--- Start of Exercise data ---

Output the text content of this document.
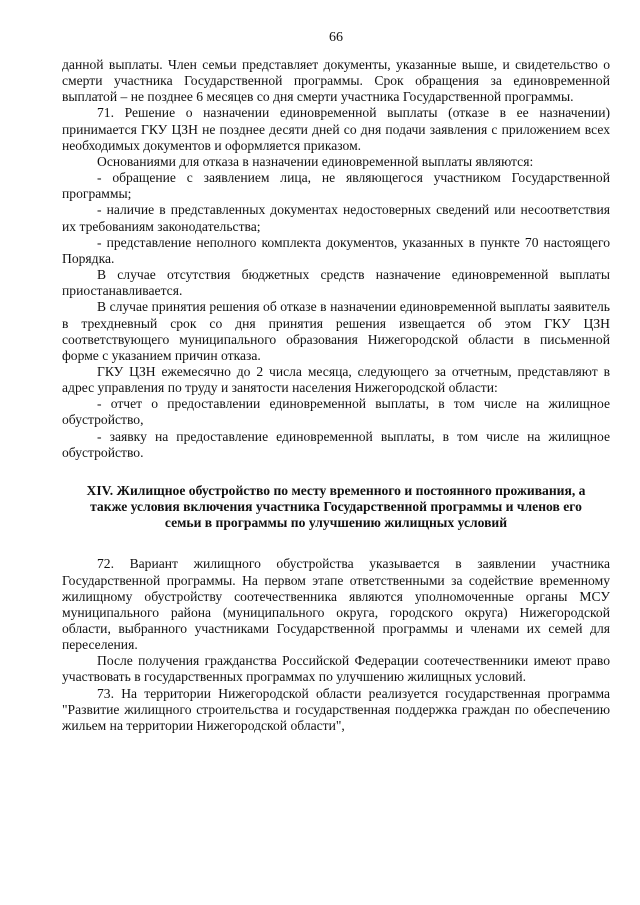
66

данной выплаты. Член семьи представляет документы, указанные выше, и свидетельство о смерти участника Государственной программы. Срок обращения за единовременной выплатой – не позднее 6 месяцев со дня смерти участника Государственной программы.

71. Решение о назначении единовременной выплаты (отказе в ее назначении) принимается ГКУ ЦЗН не позднее десяти дней со дня подачи заявления с приложением всех необходимых документов и оформляется приказом.

Основаниями для отказа в назначении единовременной выплаты являются:

- обращение с заявлением лица, не являющегося участником Государственной программы;

- наличие в представленных документах недостоверных сведений или несоответствия их требованиям законодательства;

- представление неполного комплекта документов, указанных в пункте 70 настоящего Порядка.

В случае отсутствия бюджетных средств назначение единовременной выплаты приостанавливается.

В случае принятия решения об отказе в назначении единовременной выплаты заявитель в трехдневный срок со дня принятия решения извещается об этом ГКУ ЦЗН соответствующего муниципального образования Нижегородской области в письменной форме с указанием причин отказа.

ГКУ ЦЗН ежемесячно до 2 числа месяца, следующего за отчетным, представляют в адрес управления по труду и занятости населения Нижегородской области:

- отчет о предоставлении единовременной выплаты, в том числе на жилищное обустройство,

- заявку на предоставление единовременной выплаты, в том числе на жилищное обустройство.

XIV. Жилищное обустройство по месту временного и постоянного проживания, а также условия включения участника Государственной программы и членов его семьи в программы по улучшению жилищных условий

72. Вариант жилищного обустройства указывается в заявлении участника Государственной программы. На первом этапе ответственными за содействие временному жилищному обустройству соотечественника являются уполномоченные органы МСУ муниципального района (муниципального округа, городского округа) Нижегородской области, выбранного участниками Государственной программы и членами их семей для переселения.

После получения гражданства Российской Федерации соотечественники имеют право участвовать в государственных программах по улучшению жилищных условий.

73. На территории Нижегородской области реализуется государственная программа "Развитие жилищного строительства и государственная поддержка граждан по обеспечению жильем на территории Нижегородской области",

--- End of Exercise data ---

Do this: Give the number of lines that hold the word "отказа" in these records, with nothing added.

Task solution: 2